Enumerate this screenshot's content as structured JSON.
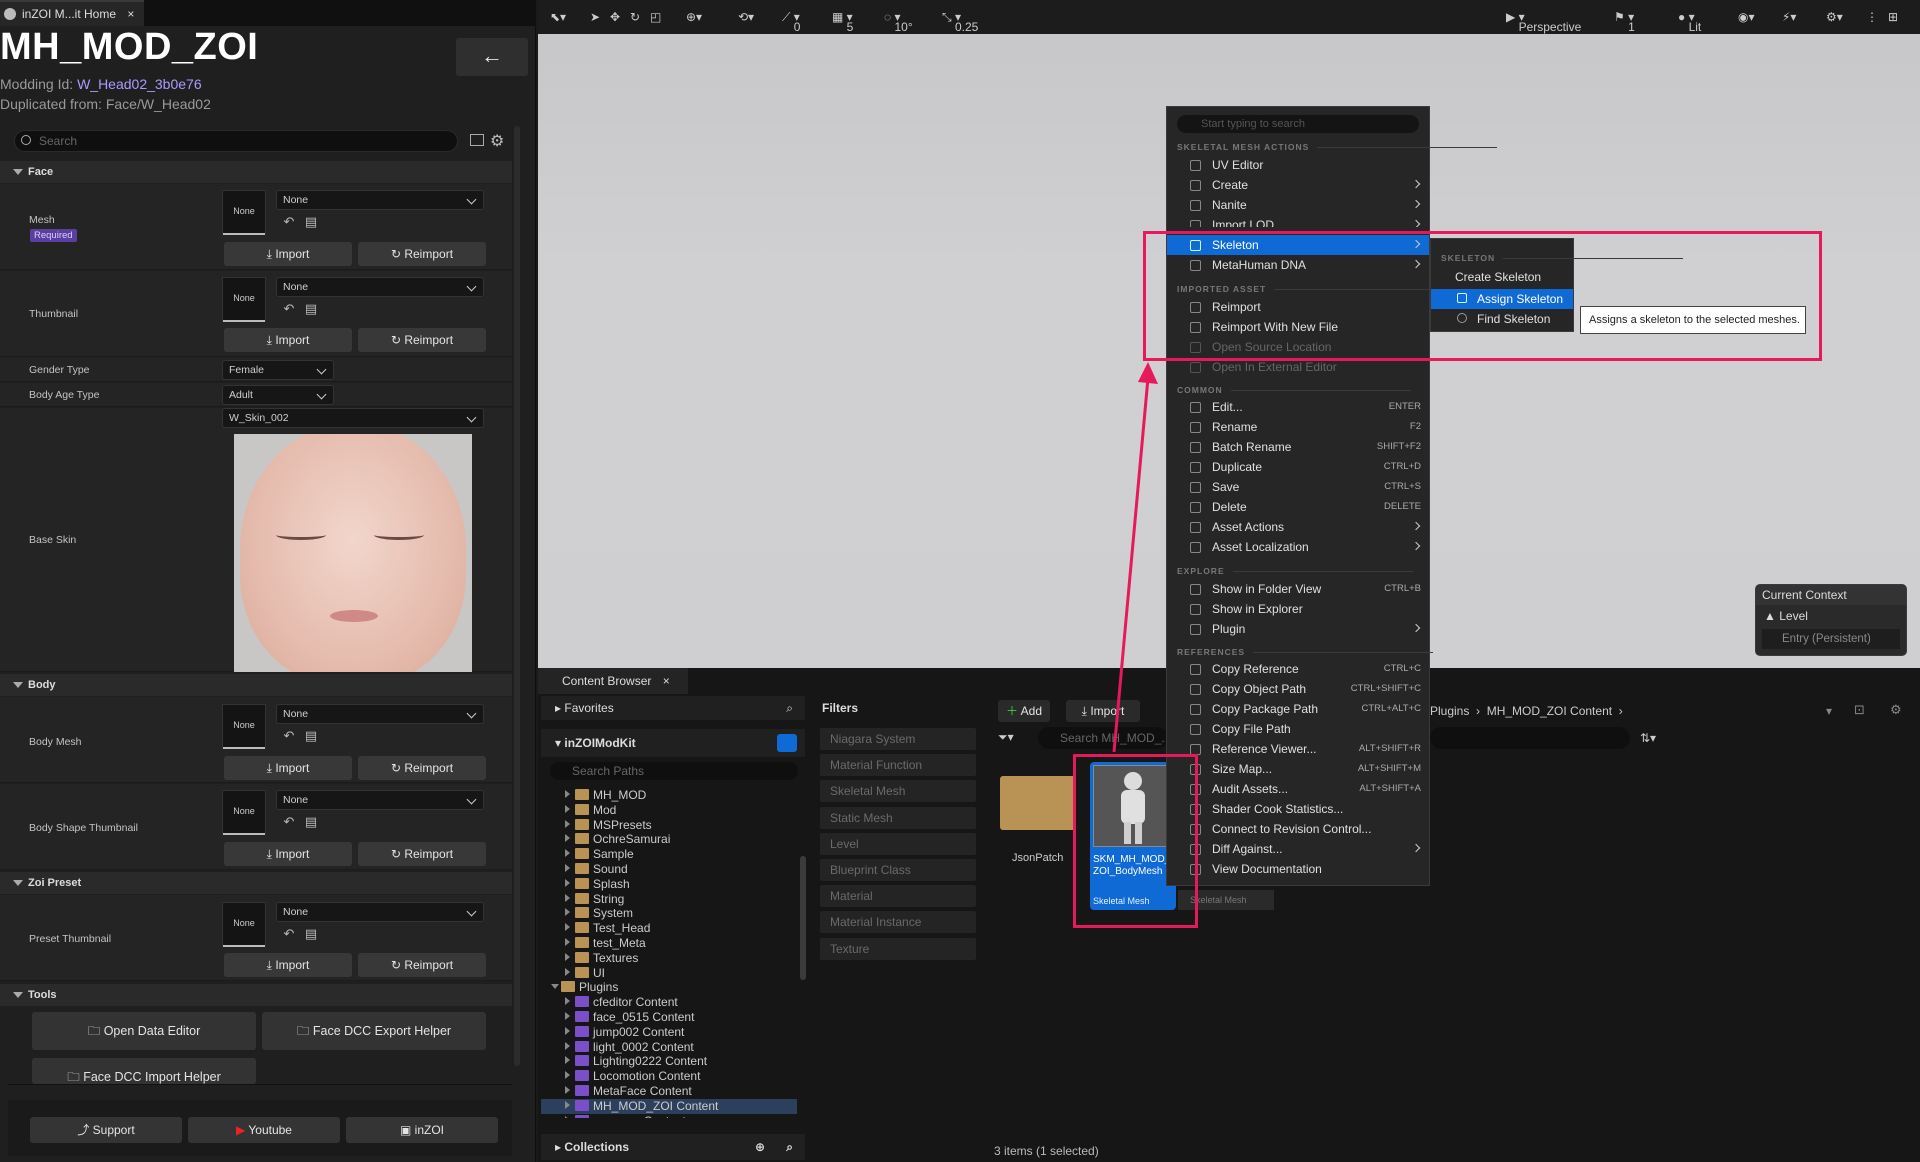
{
  "left_tab": {
    "title": "inZOI M...it Home",
    "close": "×"
  },
  "header": {
    "title": "MH_MOD_ZOI",
    "modding_id_label": "Modding Id:",
    "modding_id_value": "W_Head02_3b0e76",
    "duplicated_from": "Duplicated from: Face/W_Head02",
    "back_icon": "←"
  },
  "search": {
    "placeholder": "Search"
  },
  "sections": {
    "face": "Face",
    "body": "Body",
    "zoi_preset": "Zoi Preset",
    "tools": "Tools"
  },
  "face": {
    "mesh_label": "Mesh",
    "required_badge": "Required",
    "thumbnail_label": "Thumbnail",
    "gender_label": "Gender Type",
    "gender_value": "Female",
    "age_label": "Body Age Type",
    "age_value": "Adult",
    "skin_value": "W_Skin_002",
    "base_skin_label": "Base Skin"
  },
  "body": {
    "mesh_label": "Body Mesh",
    "shape_thumb_label": "Body Shape Thumbnail"
  },
  "preset": {
    "thumb_label": "Preset Thumbnail"
  },
  "common": {
    "none": "None",
    "import": "Import",
    "reimport": "Reimport"
  },
  "tools": {
    "open_data_editor": "Open Data Editor",
    "face_dcc_export": "Face DCC Export Helper",
    "face_dcc_import": "Face DCC Import Helper"
  },
  "footer": {
    "support": "Support",
    "youtube": "Youtube",
    "inzoi": "inZOI"
  },
  "viewport_toolbar": {
    "grid_snap": "0",
    "num_5": "5",
    "rot_snap": "10°",
    "scale_snap": "0.25",
    "perspective": "Perspective",
    "cam_speed": "1",
    "lit": "Lit"
  },
  "current_context": {
    "title": "Current Context",
    "level": "Level",
    "entry": "Entry (Persistent)"
  },
  "content_browser": {
    "tab": "Content Browser",
    "favorites": "Favorites",
    "project": "inZOIModKit",
    "search_paths": "Search Paths",
    "filters_title": "Filters",
    "add": "Add",
    "import": "Import",
    "search_assets": "Search MH_MOD_...",
    "breadcrumb_plugins": "Plugins",
    "breadcrumb_content": "MH_MOD_ZOI Content",
    "collections": "Collections",
    "status": "3 items (1 selected)",
    "tree": [
      "MH_MOD",
      "Mod",
      "MSPresets",
      "OchreSamurai",
      "Sample",
      "Sound",
      "Splash",
      "String",
      "System",
      "Test_Head",
      "test_Meta",
      "Textures",
      "UI",
      "Plugins",
      "cfeditor Content",
      "face_0515 Content",
      "jump002 Content",
      "light_0002 Content",
      "Lighting0222 Content",
      "Locomotion Content",
      "MetaFace Content",
      "MH_MOD_ZOI Content",
      "mocasss Content"
    ],
    "filters": [
      "Niagara System",
      "Material Function",
      "Skeletal Mesh",
      "Static Mesh",
      "Level",
      "Blueprint Class",
      "Material",
      "Material Instance",
      "Texture"
    ],
    "folder_label": "JsonPatch",
    "asset_name": "SKM_MH_MOD_ZOI_BodyMesh",
    "asset_type": "Skeletal Mesh",
    "asset_type_behind": "Skeletal Mesh"
  },
  "context_menu": {
    "search_placeholder": "Start typing to search",
    "h_skeletal": "SKELETAL MESH ACTIONS",
    "h_imported": "IMPORTED ASSET",
    "h_common": "COMMON",
    "h_explore": "EXPLORE",
    "h_references": "REFERENCES",
    "uv_editor": "UV Editor",
    "create": "Create",
    "nanite": "Nanite",
    "import_lod": "Import LOD",
    "skeleton": "Skeleton",
    "metahuman_dna": "MetaHuman DNA",
    "reimport": "Reimport",
    "reimport_new": "Reimport With New File",
    "open_source": "Open Source Location",
    "open_external": "Open In External Editor",
    "edit": "Edit...",
    "edit_sc": "ENTER",
    "rename": "Rename",
    "rename_sc": "F2",
    "batch_rename": "Batch Rename",
    "batch_sc": "SHIFT+F2",
    "duplicate": "Duplicate",
    "duplicate_sc": "CTRL+D",
    "save": "Save",
    "save_sc": "CTRL+S",
    "delete": "Delete",
    "delete_sc": "DELETE",
    "asset_actions": "Asset Actions",
    "asset_localization": "Asset Localization",
    "show_folder": "Show in Folder View",
    "show_folder_sc": "CTRL+B",
    "show_explorer": "Show in Explorer",
    "plugin": "Plugin",
    "copy_ref": "Copy Reference",
    "copy_ref_sc": "CTRL+C",
    "copy_obj": "Copy Object Path",
    "copy_obj_sc": "CTRL+SHIFT+C",
    "copy_pkg": "Copy Package Path",
    "copy_pkg_sc": "CTRL+ALT+C",
    "copy_file": "Copy File Path",
    "ref_viewer": "Reference Viewer...",
    "ref_viewer_sc": "ALT+SHIFT+R",
    "size_map": "Size Map...",
    "size_map_sc": "ALT+SHIFT+M",
    "audit": "Audit Assets...",
    "audit_sc": "ALT+SHIFT+A",
    "shader_cook": "Shader Cook Statistics...",
    "revision": "Connect to Revision Control...",
    "diff": "Diff Against...",
    "docs": "View Documentation"
  },
  "submenu": {
    "header": "SKELETON",
    "create": "Create Skeleton",
    "assign": "Assign Skeleton",
    "find": "Find Skeleton",
    "tooltip": "Assigns a skeleton to the selected meshes."
  },
  "colors": {
    "accent": "#0f6ad6",
    "highlight": "#e6195a",
    "link": "#a99cff"
  }
}
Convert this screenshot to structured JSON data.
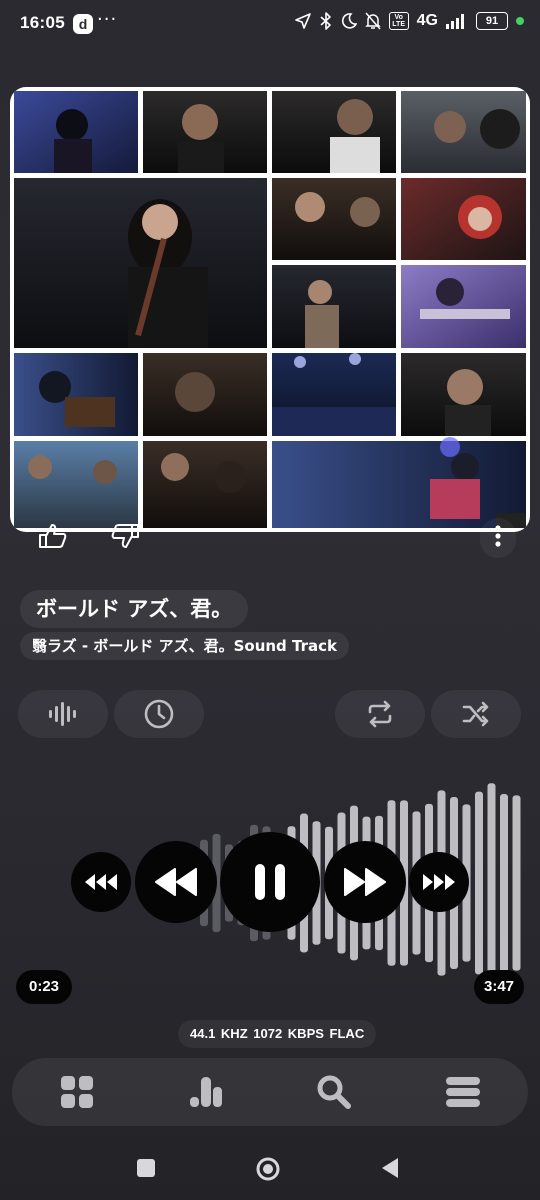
{
  "status_bar": {
    "time": "16:05",
    "app_icon_letter": "d",
    "more_glyph": "···",
    "icons": [
      "location-arrow-icon",
      "bluetooth-icon",
      "moon-icon",
      "bell-off-icon",
      "volte-icon",
      "signal-icon"
    ],
    "volte_label": "Vo LTE",
    "network": "4G",
    "battery": "91"
  },
  "album_art": {
    "description_icon": "album-collage-image"
  },
  "track": {
    "title": "ボールド アズ、君。",
    "subtitle": "翳ラズ - ボールド アズ、君。Sound Track"
  },
  "playback": {
    "elapsed": "0:23",
    "duration": "3:47",
    "progress_fraction": 0.1,
    "quality": {
      "sample_rate": "44.1 KHZ",
      "bitrate": "1072 KBPS",
      "format": "FLAC"
    },
    "state": "playing"
  },
  "chips": [
    "equalizer-icon",
    "sleep-timer-icon",
    "repeat-icon",
    "shuffle-icon"
  ],
  "controls": [
    "fast-rewind-button",
    "previous-button",
    "pause-button",
    "next-button",
    "fast-forward-button"
  ],
  "bottom_nav": [
    "library-grid-icon",
    "charts-icon",
    "search-icon",
    "queue-menu-icon"
  ],
  "colors": {
    "background": "#2a2a30",
    "control_bg": "#050505",
    "waveform_played": "#5b5b62",
    "waveform_unplayed": "#bdbdc2",
    "accent_green": "#3fd35f"
  }
}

**Required task**
Quote the records above exactly, leaving out any pictures.

**Full answer**
Enumerate this screenshot's content as structured JSON.
{
  "left_tab": {
    "title": "inZOI M...it Home",
    "close": "×"
  },
  "header": {
    "title": "MH_MOD_ZOI",
    "modding_id_label": "Modding Id:",
    "modding_id_value": "W_Head02_3b0e76",
    "duplicated_from": "Duplicated from: Face/W_Head02",
    "back_icon": "←"
  },
  "search": {
    "placeholder": "Search"
  },
  "sections": {
    "face": "Face",
    "body": "Body",
    "zoi_preset": "Zoi Preset",
    "tools": "Tools"
  },
  "face": {
    "mesh_label": "Mesh",
    "required_badge": "Required",
    "thumbnail_label": "Thumbnail",
    "gender_label": "Gender Type",
    "gender_value": "Female",
    "age_label": "Body Age Type",
    "age_value": "Adult",
    "skin_value": "W_Skin_002",
    "base_skin_label": "Base Skin"
  },
  "body": {
    "mesh_label": "Body Mesh",
    "shape_thumb_label": "Body Shape Thumbnail"
  },
  "preset": {
    "thumb_label": "Preset Thumbnail"
  },
  "common": {
    "none": "None",
    "import": "Import",
    "reimport": "Reimport"
  },
  "tools": {
    "open_data_editor": "Open Data Editor",
    "face_dcc_export": "Face DCC Export Helper",
    "face_dcc_import": "Face DCC Import Helper"
  },
  "footer": {
    "support": "Support",
    "youtube": "Youtube",
    "inzoi": "inZOI"
  },
  "viewport_toolbar": {
    "grid_snap": "0",
    "num_5": "5",
    "rot_snap": "10°",
    "scale_snap": "0.25",
    "perspective": "Perspective",
    "cam_speed": "1",
    "lit": "Lit"
  },
  "current_context": {
    "title": "Current Context",
    "level": "Level",
    "entry": "Entry (Persistent)"
  },
  "content_browser": {
    "tab": "Content Browser",
    "favorites": "Favorites",
    "project": "inZOIModKit",
    "search_paths": "Search Paths",
    "filters_title": "Filters",
    "add": "Add",
    "import": "Import",
    "search_assets": "Search MH_MOD_...",
    "breadcrumb_plugins": "Plugins",
    "breadcrumb_content": "MH_MOD_ZOI Content",
    "collections": "Collections",
    "status": "3 items (1 selected)",
    "tree": [
      "MH_MOD",
      "Mod",
      "MSPresets",
      "OchreSamurai",
      "Sample",
      "Sound",
      "Splash",
      "String",
      "System",
      "Test_Head",
      "test_Meta",
      "Textures",
      "UI",
      "Plugins",
      "cfeditor Content",
      "face_0515 Content",
      "jump002 Content",
      "light_0002 Content",
      "Lighting0222 Content",
      "Locomotion Content",
      "MetaFace Content",
      "MH_MOD_ZOI Content",
      "mocasss Content"
    ],
    "filters": [
      "Niagara System",
      "Material Function",
      "Skeletal Mesh",
      "Static Mesh",
      "Level",
      "Blueprint Class",
      "Material",
      "Material Instance",
      "Texture"
    ],
    "folder_label": "JsonPatch",
    "asset_name": "SKM_MH_MOD_ZOI_BodyMesh",
    "asset_type": "Skeletal Mesh",
    "asset_type_behind": "Skeletal Mesh"
  },
  "context_menu": {
    "search_placeholder": "Start typing to search",
    "h_skeletal": "SKELETAL MESH ACTIONS",
    "h_imported": "IMPORTED ASSET",
    "h_common": "COMMON",
    "h_explore": "EXPLORE",
    "h_references": "REFERENCES",
    "uv_editor": "UV Editor",
    "create": "Create",
    "nanite": "Nanite",
    "import_lod": "Import LOD",
    "skeleton": "Skeleton",
    "metahuman_dna": "MetaHuman DNA",
    "reimport": "Reimport",
    "reimport_new": "Reimport With New File",
    "open_source": "Open Source Location",
    "open_external": "Open In External Editor",
    "edit": "Edit...",
    "edit_sc": "ENTER",
    "rename": "Rename",
    "rename_sc": "F2",
    "batch_rename": "Batch Rename",
    "batch_sc": "SHIFT+F2",
    "duplicate": "Duplicate",
    "duplicate_sc": "CTRL+D",
    "save": "Save",
    "save_sc": "CTRL+S",
    "delete": "Delete",
    "delete_sc": "DELETE",
    "asset_actions": "Asset Actions",
    "asset_localization": "Asset Localization",
    "show_folder": "Show in Folder View",
    "show_folder_sc": "CTRL+B",
    "show_explorer": "Show in Explorer",
    "plugin": "Plugin",
    "copy_ref": "Copy Reference",
    "copy_ref_sc": "CTRL+C",
    "copy_obj": "Copy Object Path",
    "copy_obj_sc": "CTRL+SHIFT+C",
    "copy_pkg": "Copy Package Path",
    "copy_pkg_sc": "CTRL+ALT+C",
    "copy_file": "Copy File Path",
    "ref_viewer": "Reference Viewer...",
    "ref_viewer_sc": "ALT+SHIFT+R",
    "size_map": "Size Map...",
    "size_map_sc": "ALT+SHIFT+M",
    "audit": "Audit Assets...",
    "audit_sc": "ALT+SHIFT+A",
    "shader_cook": "Shader Cook Statistics...",
    "revision": "Connect to Revision Control...",
    "diff": "Diff Against...",
    "docs": "View Documentation"
  },
  "submenu": {
    "header": "SKELETON",
    "create": "Create Skeleton",
    "assign": "Assign Skeleton",
    "find": "Find Skeleton",
    "tooltip": "Assigns a skeleton to the selected meshes."
  },
  "colors": {
    "accent": "#0f6ad6",
    "highlight": "#e6195a",
    "link": "#a99cff"
  }
}
Convert this screenshot to structured JSON data.
{
  "status_bar": {
    "time": "16:05",
    "app_icon_letter": "d",
    "more_glyph": "···",
    "icons": [
      "location-arrow-icon",
      "bluetooth-icon",
      "moon-icon",
      "bell-off-icon",
      "volte-icon",
      "signal-icon"
    ],
    "volte_label": "Vo LTE",
    "network": "4G",
    "battery": "91"
  },
  "album_art": {
    "description_icon": "album-collage-image"
  },
  "track": {
    "title": "ボールド アズ、君。",
    "subtitle": "翳ラズ - ボールド アズ、君。Sound Track"
  },
  "playback": {
    "elapsed": "0:23",
    "duration": "3:47",
    "progress_fraction": 0.1,
    "quality": {
      "sample_rate": "44.1 KHZ",
      "bitrate": "1072 KBPS",
      "format": "FLAC"
    },
    "state": "playing"
  },
  "chips": [
    "equalizer-icon",
    "sleep-timer-icon",
    "repeat-icon",
    "shuffle-icon"
  ],
  "controls": [
    "fast-rewind-button",
    "previous-button",
    "pause-button",
    "next-button",
    "fast-forward-button"
  ],
  "bottom_nav": [
    "library-grid-icon",
    "charts-icon",
    "search-icon",
    "queue-menu-icon"
  ],
  "colors": {
    "background": "#2a2a30",
    "control_bg": "#050505",
    "waveform_played": "#5b5b62",
    "waveform_unplayed": "#bdbdc2",
    "accent_green": "#3fd35f"
  }
}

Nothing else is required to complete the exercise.